= Directions =
- A) Can you print the passage of the index fund ETF article that begins at the words "Whether Markets Rise" and stops after "will get 3.24%."?
- B) How would you shorten the paragraph in the index fund ETF article that opens with "Many of the companies on the TSX S&P Composite Index list" while keeping its main facts?
- C) Could you go on with the article about buying an index fund ETF for the long term, picking up right after its final heading?

Why Buying an Index Fund ETF Must be for the Long Term Not for a “One Year Wonder”

Back in 2014, I had some RRSP cash to invest in the equities side of my portfolio but I didn’t have any particular companies in mind. Instead, I gradually bought $24 295 worth of XIC an, ETF that tries to reflect the entire S&P TSX Composite index. Looking back on how it performed in 2015, I decided yet again that Index Fund ETFs are most suited to someone investing for the long-term, such as a distant retirement, rather than for the short term or just one year.

Whether Markets Rise or Fall, Dividends Still Get Paid by Most Companies

Many of the companies on the TSX S&P Composite Index list pay dividends. These include Canada’s big banks, telecoms like Bell and Telus, and old established utilities like Fortis and Canadian Utilities. An ETF that mirrors holding those companies, like XIC, usually will pay distributions to unit holders based on the dividends and other income it receives.

What Was My (Quick and Dirty) Yield on Investment for XIC in 2015?

In 2015, my actual distribution payments totaled $674.64.

While it’s not a particularly accurate way to calculate my return on investment, if I just divide my distributions by the amount I spent on XIC units in 2014, I get a percentage of 2.78%.

This is a bit different than today’s (January 6, 2016) quote for XIC on RBC Direct Investing, which says I will get 3.24%.

Why is my number lower? Because I spent more to get the same distribution.

What Happened to the Unit Value of XIC During 2015?

= Extracted records =
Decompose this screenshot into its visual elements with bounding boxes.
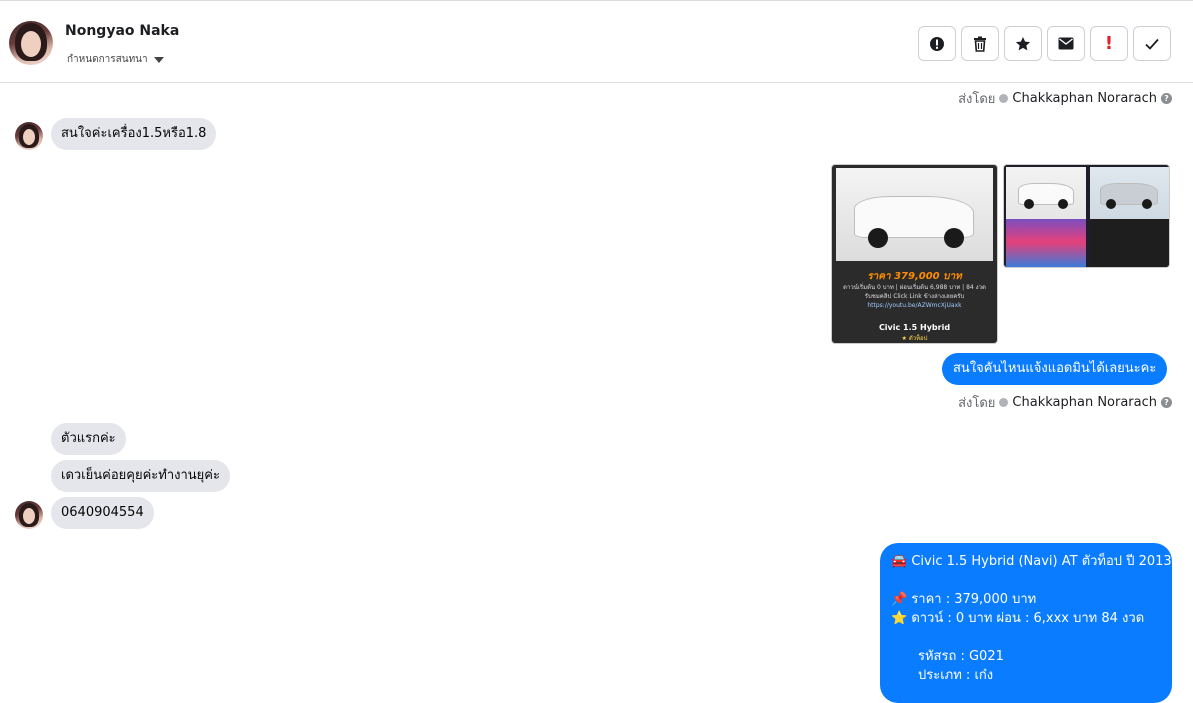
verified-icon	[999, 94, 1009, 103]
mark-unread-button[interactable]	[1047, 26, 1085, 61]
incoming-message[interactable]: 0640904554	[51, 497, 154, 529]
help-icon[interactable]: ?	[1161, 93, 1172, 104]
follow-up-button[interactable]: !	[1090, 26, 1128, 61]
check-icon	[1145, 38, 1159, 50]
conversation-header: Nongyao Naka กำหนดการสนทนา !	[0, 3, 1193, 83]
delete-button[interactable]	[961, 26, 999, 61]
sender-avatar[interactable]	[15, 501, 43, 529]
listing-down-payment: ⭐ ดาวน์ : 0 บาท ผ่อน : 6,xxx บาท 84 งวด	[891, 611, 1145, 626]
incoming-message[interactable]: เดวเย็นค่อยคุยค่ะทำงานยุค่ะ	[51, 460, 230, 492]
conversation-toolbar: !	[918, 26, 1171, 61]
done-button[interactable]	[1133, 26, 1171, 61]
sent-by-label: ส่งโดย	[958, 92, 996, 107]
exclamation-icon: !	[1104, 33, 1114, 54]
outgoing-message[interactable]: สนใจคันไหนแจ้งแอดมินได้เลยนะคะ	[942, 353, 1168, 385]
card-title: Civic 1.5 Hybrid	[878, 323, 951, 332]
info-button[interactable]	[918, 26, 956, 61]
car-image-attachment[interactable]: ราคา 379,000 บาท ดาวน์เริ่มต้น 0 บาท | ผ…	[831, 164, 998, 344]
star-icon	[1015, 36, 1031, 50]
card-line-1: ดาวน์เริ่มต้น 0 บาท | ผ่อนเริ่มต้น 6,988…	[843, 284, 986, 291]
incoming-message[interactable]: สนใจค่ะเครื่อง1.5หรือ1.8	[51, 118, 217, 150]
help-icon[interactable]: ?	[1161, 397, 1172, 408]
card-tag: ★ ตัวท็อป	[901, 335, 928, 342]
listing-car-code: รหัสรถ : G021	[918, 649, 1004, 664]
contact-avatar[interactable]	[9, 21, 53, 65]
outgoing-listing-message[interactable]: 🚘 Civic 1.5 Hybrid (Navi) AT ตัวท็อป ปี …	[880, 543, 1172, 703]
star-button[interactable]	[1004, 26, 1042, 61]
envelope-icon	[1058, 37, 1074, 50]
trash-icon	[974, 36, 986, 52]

= Responses by task =
- A)
Whether Markets Rise or Fall, Dividends Still Get Paid by Most Companies

Many of the companies on the TSX S&P Composite Index list pay dividends. These include Canada’s big banks, telecoms like Bell and Telus, and old established utilities like Fortis and Canadian Utilities. An ETF that mirrors holding those companies, like XIC, usually will pay distributions to unit holders based on the dividends and other income it receives.

What Was My (Quick and Dirty) Yield on Investment for XIC in 2015?

In 2015, my actual distribution payments totaled $674.64.

While it’s not a particularly accurate way to calculate my return on investment, if I just divide my distributions by the amount I spent on XIC units in 2014, I get a percentage of 2.78%.

This is a bit different than today’s (January 6, 2016) quote for XIC on RBC Direct Investing, which says I will get 3.24%.

- B) Many TSX S&P Composite Index companies pay dividends, including Canada's big banks, telecoms like Bell and Telus, and established utilities like Fortis and Canadian Utilities. An ETF that mirrors those holdings, such as XIC, usually pays unit holders distributions based on the dividends and other income it receives.

- C)
You see, the TSX had a difficult year in 2015. Its overall value dropped, at least on paper. I bought my units of XIC in 2014 at a rough average cost of $23.14 each.

Today, at this moment, on January 6 2016 they are worth 20.20 each.

Sigh. They’ve dropped in value by $2.94 each. And that’s not even factoring in any inflation and what not for the year between when I bought them and today.

If I Needed That Money In One Year, What Alternative Investment Might Have Been Better?

It doesn’t matter much to me that on paper my XIC units are worth less today than when I bought them. That’s because I don’t need the cash today so I don’t need to sell them and make that paper loss a real loss.

But what if I had been investing for the short term? What if I did need the cash today?

Well, I likely would have invested the same $24 295 in 2014 in some one-year GICs. I did buy quite a few GICs that year so I can find an average rate for 1-year certificates. On average, I invested at a rate of 1.91% for 1-year GICs in 2014.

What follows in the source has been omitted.